PROBLEM DESCRIPTION
Every line with the word "object" in it should be extracted from the data that follows.

EXERCISE MATERIALS
Start

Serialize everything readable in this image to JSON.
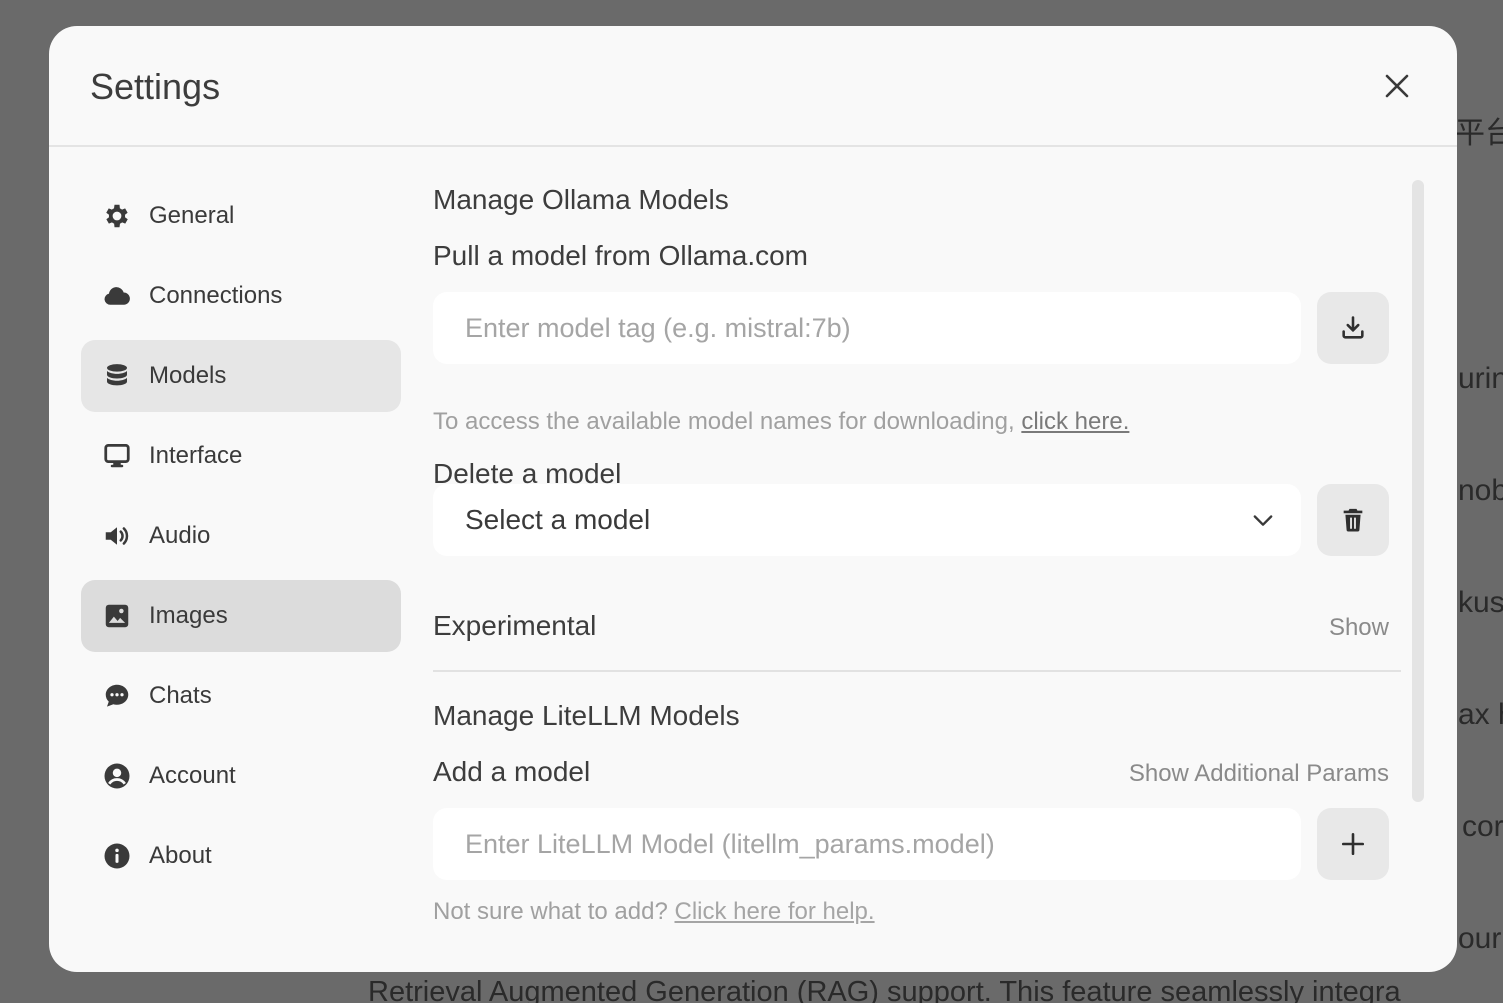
{
  "background": {
    "fragments": [
      "平台",
      "urin",
      "nobi",
      "kus",
      "ax h",
      "cor",
      "our"
    ],
    "bottom_text": "Retrieval Augmented Generation (RAG) support. This feature seamlessly integra"
  },
  "modal": {
    "title": "Settings"
  },
  "sidebar": {
    "items": [
      {
        "label": "General",
        "icon": "gear-icon"
      },
      {
        "label": "Connections",
        "icon": "cloud-icon"
      },
      {
        "label": "Models",
        "icon": "database-icon"
      },
      {
        "label": "Interface",
        "icon": "monitor-icon"
      },
      {
        "label": "Audio",
        "icon": "speaker-icon"
      },
      {
        "label": "Images",
        "icon": "image-icon"
      },
      {
        "label": "Chats",
        "icon": "chat-bubble-icon"
      },
      {
        "label": "Account",
        "icon": "user-circle-icon"
      },
      {
        "label": "About",
        "icon": "info-icon"
      }
    ],
    "active": "Models",
    "hovered": "Images"
  },
  "ollama": {
    "section_title": "Manage Ollama Models",
    "pull_title": "Pull a model from Ollama.com",
    "pull_placeholder": "Enter model tag (e.g. mistral:7b)",
    "pull_hint": "To access the available model names for downloading,",
    "pull_hint_link": "click here.",
    "delete_title": "Delete a model",
    "delete_select_value": "Select a model",
    "experimental_label": "Experimental",
    "experimental_toggle": "Show"
  },
  "litellm": {
    "section_title": "Manage LiteLLM Models",
    "add_title": "Add a model",
    "additional_params_toggle": "Show Additional Params",
    "add_placeholder": "Enter LiteLLM Model (litellm_params.model)",
    "add_hint": "Not sure what to add?",
    "add_hint_link": "Click here for help."
  }
}
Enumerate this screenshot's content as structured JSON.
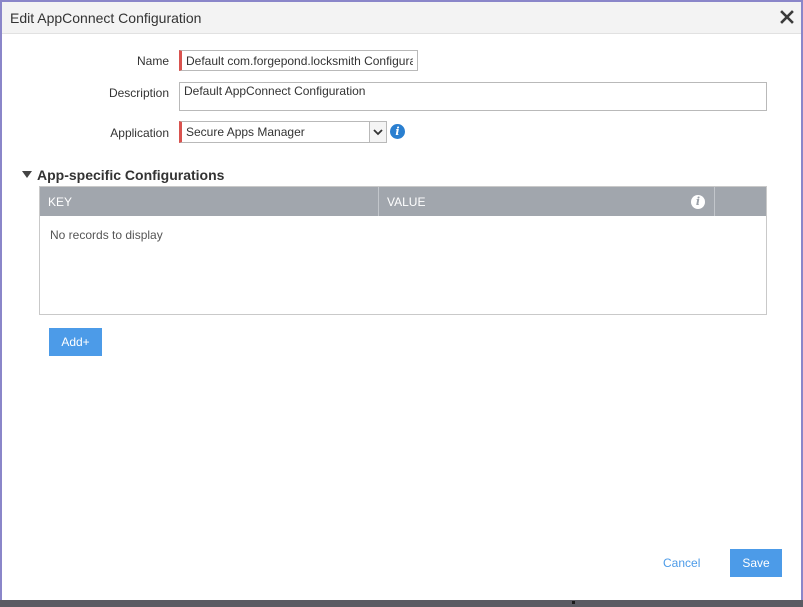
{
  "dialog": {
    "title": "Edit AppConnect Configuration"
  },
  "form": {
    "name_label": "Name",
    "name_value": "Default com.forgepond.locksmith Configura",
    "description_label": "Description",
    "description_value": "Default AppConnect Configuration",
    "application_label": "Application",
    "application_value": "Secure Apps Manager"
  },
  "section": {
    "title": "App-specific Configurations",
    "columns": [
      "KEY",
      "VALUE"
    ],
    "empty_text": "No records to display",
    "add_label": "Add+"
  },
  "footer": {
    "cancel_label": "Cancel",
    "save_label": "Save"
  },
  "colors": {
    "accent": "#4c9be8",
    "required": "#d9534f",
    "grid_header": "#a1a6ad",
    "info": "#2a7fd0"
  },
  "icons": [
    "close-icon",
    "info-icon",
    "chevron-down-icon",
    "triangle-down-icon"
  ]
}
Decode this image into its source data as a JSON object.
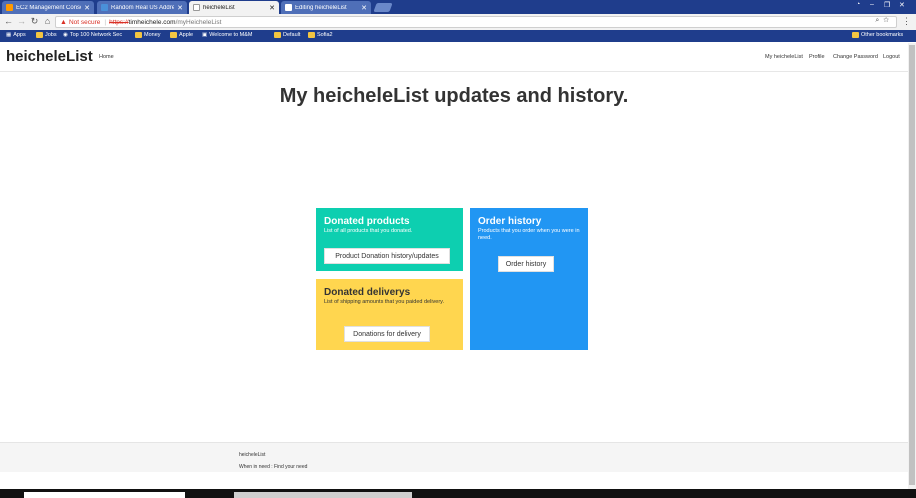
{
  "browser": {
    "tabs": [
      {
        "label": "EC2 Management Conso",
        "active": false,
        "color": "#ff9900"
      },
      {
        "label": "Random Real US Addres",
        "active": false,
        "color": "#4a90d9"
      },
      {
        "label": "heicheleList",
        "active": true,
        "color": "#ffffff"
      },
      {
        "label": "Editing heicheleList",
        "active": false,
        "color": "#ffffff"
      }
    ],
    "tab_close_glyph": "✕",
    "omnibox": {
      "not_secure": "Not secure",
      "url_proto": "https://",
      "url_host": "timheichele.com",
      "url_path": "/myHeicheleList"
    },
    "bookmarks": [
      {
        "label": "Apps",
        "icon": "grid-icon"
      },
      {
        "label": "Jobs",
        "icon": "folder-icon"
      },
      {
        "label": "Top 100 Network Sec",
        "icon": "eye-icon"
      },
      {
        "label": "Money",
        "icon": "folder-icon"
      },
      {
        "label": "Apple",
        "icon": "folder-icon"
      },
      {
        "label": "Welcome to M&M",
        "icon": "page-icon"
      },
      {
        "label": "Default",
        "icon": "folder-icon"
      },
      {
        "label": "Sofia2",
        "icon": "folder-icon"
      },
      {
        "label": "Other bookmarks",
        "icon": "folder-icon"
      }
    ]
  },
  "navbar": {
    "brand": "heicheleList",
    "home": "Home",
    "links": [
      "My heicheleList",
      "Profile",
      "Change Password",
      "Logout"
    ]
  },
  "main": {
    "heading": "My heicheleList updates and history."
  },
  "cards": {
    "donated": {
      "title": "Donated products",
      "text": "List of all products that you donated.",
      "button": "Product Donation history/updates",
      "color": "#0dcfb0"
    },
    "delivery": {
      "title": "Donated deliverys",
      "text": "List of shipping amounts that you paided delivery.",
      "button": "Donations for delivery",
      "color": "#ffd64f"
    },
    "orders": {
      "title": "Order history",
      "text": "Products that you order when you were in need.",
      "button": "Order history",
      "color": "#2196f3"
    }
  },
  "footer": {
    "name": "heicheleList",
    "tagline": "When in need : Find your need"
  }
}
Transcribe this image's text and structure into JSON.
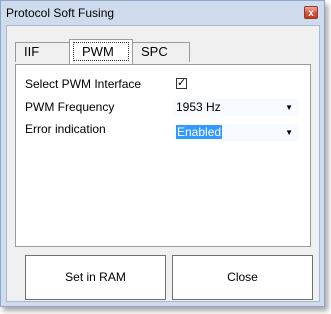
{
  "window": {
    "title": "Protocol Soft Fusing",
    "close_glyph": "x"
  },
  "tabs": [
    {
      "label": "IIF",
      "active": false
    },
    {
      "label": "PWM",
      "active": true
    },
    {
      "label": "SPC",
      "active": false
    }
  ],
  "form": {
    "select_pwm_label": "Select PWM Interface",
    "select_pwm_checked": true,
    "pwm_frequency_label": "PWM Frequency",
    "pwm_frequency_value": "1953 Hz",
    "error_indication_label": "Error indication",
    "error_indication_value": "Enabled"
  },
  "buttons": {
    "set_in_ram": "Set in RAM",
    "close": "Close"
  },
  "colors": {
    "selection": "#3399ff",
    "frame": "#cfdcee"
  }
}
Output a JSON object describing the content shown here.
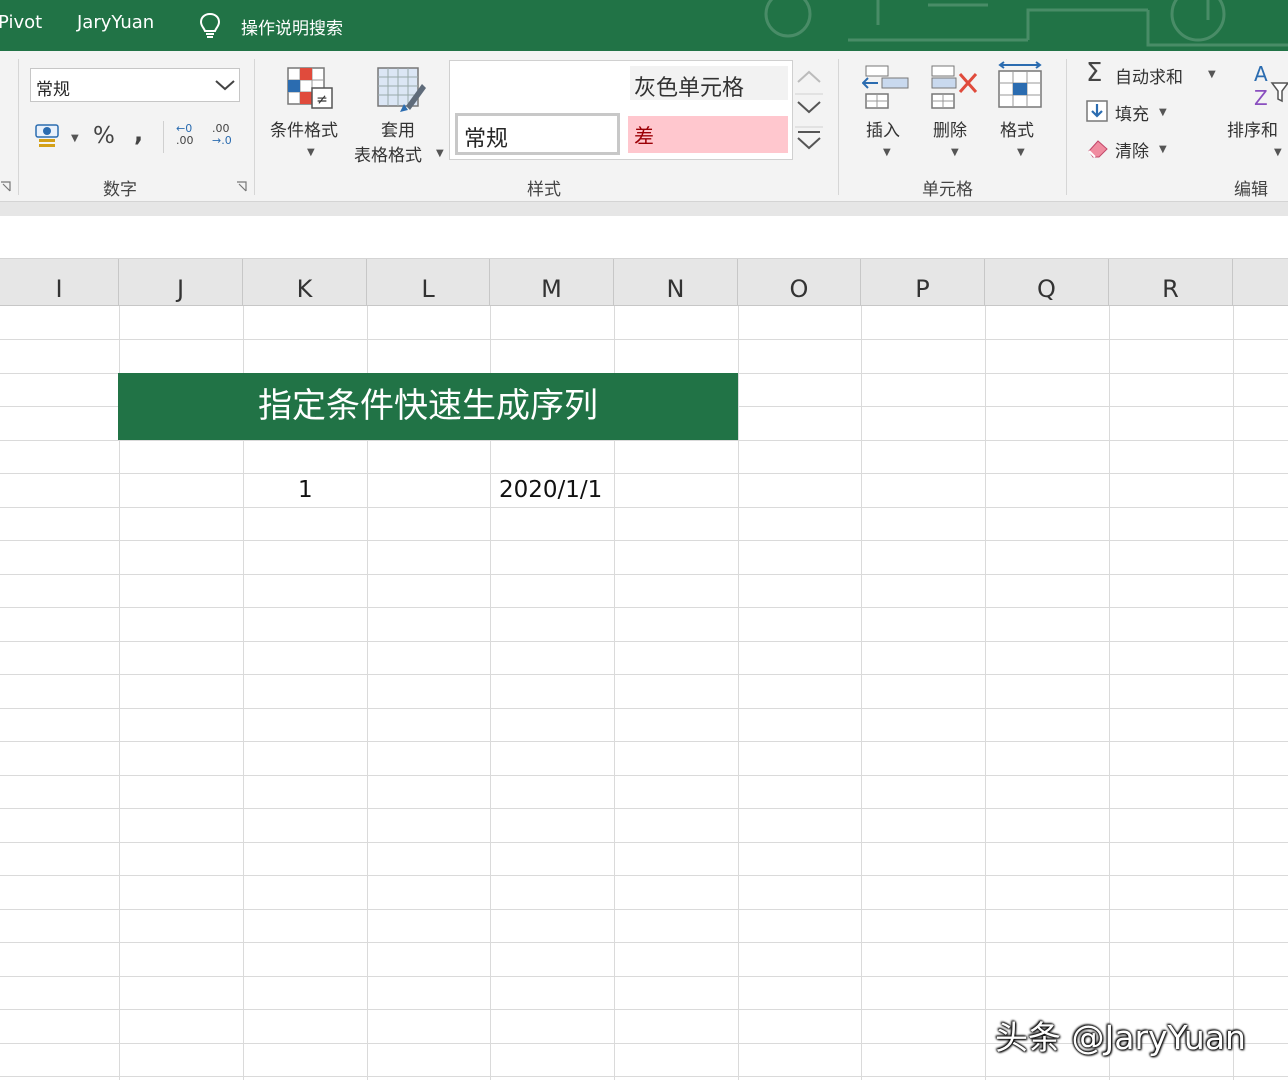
{
  "title_bar": {
    "tabs": [
      "Pivot",
      "JaryYuan"
    ],
    "search_label": "操作说明搜索"
  },
  "ribbon": {
    "number": {
      "format_value": "常规",
      "percent": "%",
      "comma": ",",
      "inc_decimal_top": "←0",
      "inc_decimal_bottom": ".00",
      "dec_decimal_top": ".00",
      "dec_decimal_bottom": "→.0",
      "group_label": "数字"
    },
    "styles": {
      "conditional_format": "条件格式",
      "table_format_line1": "套用",
      "table_format_line2": "表格格式",
      "gray_cell": "灰色单元格",
      "normal": "常规",
      "bad": "差",
      "group_label": "样式"
    },
    "cells": {
      "insert": "插入",
      "delete": "删除",
      "format": "格式",
      "group_label": "单元格"
    },
    "editing": {
      "autosum": "自动求和",
      "fill": "填充",
      "clear": "清除",
      "sort_filter": "排序和",
      "sigma": "Σ",
      "group_label": "编辑"
    }
  },
  "grid": {
    "columns": [
      "I",
      "J",
      "K",
      "L",
      "M",
      "N",
      "O",
      "P",
      "Q",
      "R"
    ],
    "banner_text": "指定条件快速生成序列",
    "cell_k": "1",
    "cell_m": "2020/1/1"
  },
  "colors": {
    "excel_green": "#217346",
    "bad_fill": "#ffc7ce",
    "bad_text": "#9c0006"
  },
  "watermark": "头条 @JaryYuan"
}
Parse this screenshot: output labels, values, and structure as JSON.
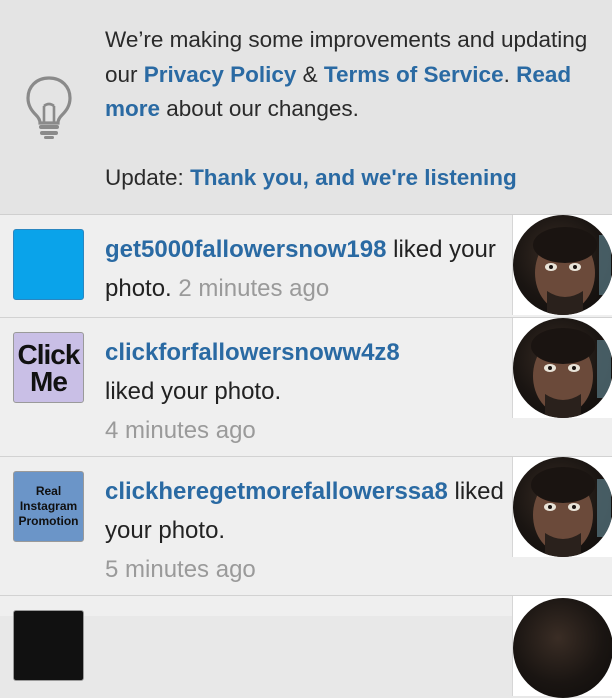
{
  "banner": {
    "line_text_1": "We’re making some improvements and updating our ",
    "privacy_link": "Privacy Policy",
    "amp": " & ",
    "terms_link": "Terms of Service",
    "period": ". ",
    "read_more_link": "Read more",
    "line_text_2": " about our changes.",
    "update_label": "Update: ",
    "update_link": "Thank you, and we're listening",
    "icon": "lightbulb-icon"
  },
  "notifications": [
    {
      "avatar_style": "blue",
      "username": "get5000fallowersnow198",
      "action": " liked your photo.",
      "time": "2 minutes ago"
    },
    {
      "avatar_style": "click-me",
      "avatar_text": "Click Me",
      "username": "clickforfallowersnoww4z8",
      "action": "liked your photo.",
      "time": "4 minutes ago"
    },
    {
      "avatar_style": "real-instagram",
      "avatar_text": "Real Instagram Promotion",
      "username": "clickheregetmorefallowerssa8",
      "action": " liked your photo.",
      "time": "5 minutes ago"
    }
  ],
  "colors": {
    "link": "#2a6aa3",
    "time": "#9a9a9a",
    "background": "#e8e8e8"
  }
}
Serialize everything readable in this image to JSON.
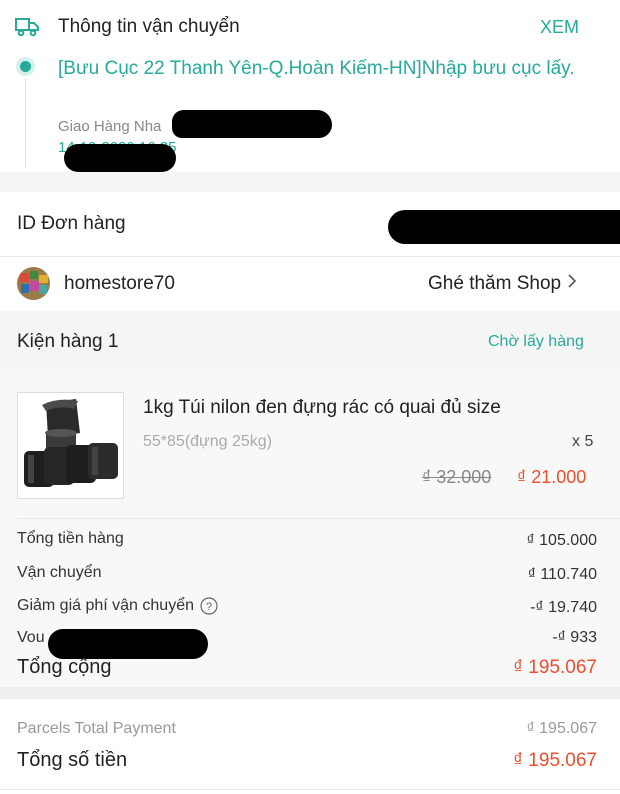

End

SOLVED EXERCISE
Decode this image into its source data as a JSON object.
Output a JSON object describing the content shown here.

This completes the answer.